Given data:
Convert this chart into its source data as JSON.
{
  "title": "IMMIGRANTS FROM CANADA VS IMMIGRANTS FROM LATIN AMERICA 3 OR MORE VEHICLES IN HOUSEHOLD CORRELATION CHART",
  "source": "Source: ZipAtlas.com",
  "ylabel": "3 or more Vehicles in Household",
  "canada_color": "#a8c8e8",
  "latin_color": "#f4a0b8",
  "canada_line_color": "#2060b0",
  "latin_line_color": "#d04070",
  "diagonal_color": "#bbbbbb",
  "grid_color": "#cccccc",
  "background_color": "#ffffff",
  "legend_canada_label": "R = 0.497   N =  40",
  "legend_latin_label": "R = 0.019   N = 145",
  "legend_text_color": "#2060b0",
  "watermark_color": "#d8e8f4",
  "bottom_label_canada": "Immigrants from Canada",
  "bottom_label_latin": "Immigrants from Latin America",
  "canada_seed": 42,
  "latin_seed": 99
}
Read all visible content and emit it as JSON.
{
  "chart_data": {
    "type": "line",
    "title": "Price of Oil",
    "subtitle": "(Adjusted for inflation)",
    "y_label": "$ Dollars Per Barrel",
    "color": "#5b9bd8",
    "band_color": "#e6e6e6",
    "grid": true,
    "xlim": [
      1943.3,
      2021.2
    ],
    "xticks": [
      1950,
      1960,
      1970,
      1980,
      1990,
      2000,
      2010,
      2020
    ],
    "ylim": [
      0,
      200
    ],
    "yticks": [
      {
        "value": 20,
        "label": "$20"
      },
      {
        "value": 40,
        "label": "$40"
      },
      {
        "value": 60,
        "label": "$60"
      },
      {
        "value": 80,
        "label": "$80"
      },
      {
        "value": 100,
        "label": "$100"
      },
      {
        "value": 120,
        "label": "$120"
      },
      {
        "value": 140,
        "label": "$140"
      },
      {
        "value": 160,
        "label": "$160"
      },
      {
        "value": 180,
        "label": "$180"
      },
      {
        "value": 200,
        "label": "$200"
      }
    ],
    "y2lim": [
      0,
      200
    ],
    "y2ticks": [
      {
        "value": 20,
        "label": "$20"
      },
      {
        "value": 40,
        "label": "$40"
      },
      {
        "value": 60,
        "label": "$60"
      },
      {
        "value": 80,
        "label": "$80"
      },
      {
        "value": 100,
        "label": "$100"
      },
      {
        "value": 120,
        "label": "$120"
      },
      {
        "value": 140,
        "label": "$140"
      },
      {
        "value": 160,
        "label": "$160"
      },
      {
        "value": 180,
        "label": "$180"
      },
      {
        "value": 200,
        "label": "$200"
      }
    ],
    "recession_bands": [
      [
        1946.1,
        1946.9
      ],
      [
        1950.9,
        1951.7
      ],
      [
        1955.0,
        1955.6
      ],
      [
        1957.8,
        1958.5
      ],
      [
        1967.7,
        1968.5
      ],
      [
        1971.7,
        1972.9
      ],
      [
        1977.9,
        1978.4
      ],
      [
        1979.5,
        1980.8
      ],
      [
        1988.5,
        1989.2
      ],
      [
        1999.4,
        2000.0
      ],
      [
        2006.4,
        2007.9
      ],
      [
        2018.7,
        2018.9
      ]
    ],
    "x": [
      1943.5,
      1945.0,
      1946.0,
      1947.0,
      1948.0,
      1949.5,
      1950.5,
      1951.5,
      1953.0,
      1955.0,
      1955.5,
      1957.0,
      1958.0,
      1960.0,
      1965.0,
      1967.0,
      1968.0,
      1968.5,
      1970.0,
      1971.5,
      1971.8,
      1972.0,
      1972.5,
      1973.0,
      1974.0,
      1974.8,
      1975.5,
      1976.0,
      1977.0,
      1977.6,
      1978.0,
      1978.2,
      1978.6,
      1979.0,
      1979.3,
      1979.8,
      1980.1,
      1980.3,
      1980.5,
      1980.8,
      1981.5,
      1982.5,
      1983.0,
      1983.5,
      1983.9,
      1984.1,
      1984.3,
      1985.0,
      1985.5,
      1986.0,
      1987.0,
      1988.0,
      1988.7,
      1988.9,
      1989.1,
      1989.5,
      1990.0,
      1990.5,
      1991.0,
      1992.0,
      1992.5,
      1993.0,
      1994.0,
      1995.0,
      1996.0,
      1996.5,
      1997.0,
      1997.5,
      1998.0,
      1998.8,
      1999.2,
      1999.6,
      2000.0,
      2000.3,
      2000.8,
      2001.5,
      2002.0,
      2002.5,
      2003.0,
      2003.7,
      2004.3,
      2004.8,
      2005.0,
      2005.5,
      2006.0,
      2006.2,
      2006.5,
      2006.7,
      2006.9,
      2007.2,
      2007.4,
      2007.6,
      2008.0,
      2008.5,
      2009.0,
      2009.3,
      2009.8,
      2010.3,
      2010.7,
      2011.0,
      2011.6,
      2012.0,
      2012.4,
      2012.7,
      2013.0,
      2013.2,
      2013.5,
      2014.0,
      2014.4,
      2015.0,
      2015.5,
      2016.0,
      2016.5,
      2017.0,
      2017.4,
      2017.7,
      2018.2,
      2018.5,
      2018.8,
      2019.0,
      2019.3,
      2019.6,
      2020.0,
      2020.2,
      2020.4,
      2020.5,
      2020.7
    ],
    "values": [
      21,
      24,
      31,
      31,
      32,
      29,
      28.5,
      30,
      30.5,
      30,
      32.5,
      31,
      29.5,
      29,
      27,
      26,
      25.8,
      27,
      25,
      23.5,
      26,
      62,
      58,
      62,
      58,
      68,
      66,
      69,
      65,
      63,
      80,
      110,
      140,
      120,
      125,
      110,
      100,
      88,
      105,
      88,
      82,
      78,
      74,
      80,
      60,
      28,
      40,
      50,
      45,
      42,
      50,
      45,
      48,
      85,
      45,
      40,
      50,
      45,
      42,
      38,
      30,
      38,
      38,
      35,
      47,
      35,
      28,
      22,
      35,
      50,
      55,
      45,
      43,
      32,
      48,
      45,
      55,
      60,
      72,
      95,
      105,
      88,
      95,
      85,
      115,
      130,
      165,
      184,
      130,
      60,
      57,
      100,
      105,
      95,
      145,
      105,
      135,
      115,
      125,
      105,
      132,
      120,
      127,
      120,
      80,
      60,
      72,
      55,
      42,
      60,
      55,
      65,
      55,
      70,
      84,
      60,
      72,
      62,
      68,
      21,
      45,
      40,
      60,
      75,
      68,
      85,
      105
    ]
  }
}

Exercise directions: Identify the lines that hold the word "JSON". Copy every one of them.

Written reply:
Convert this chart into its source data as JSON.
Read all visible content and emit it as JSON.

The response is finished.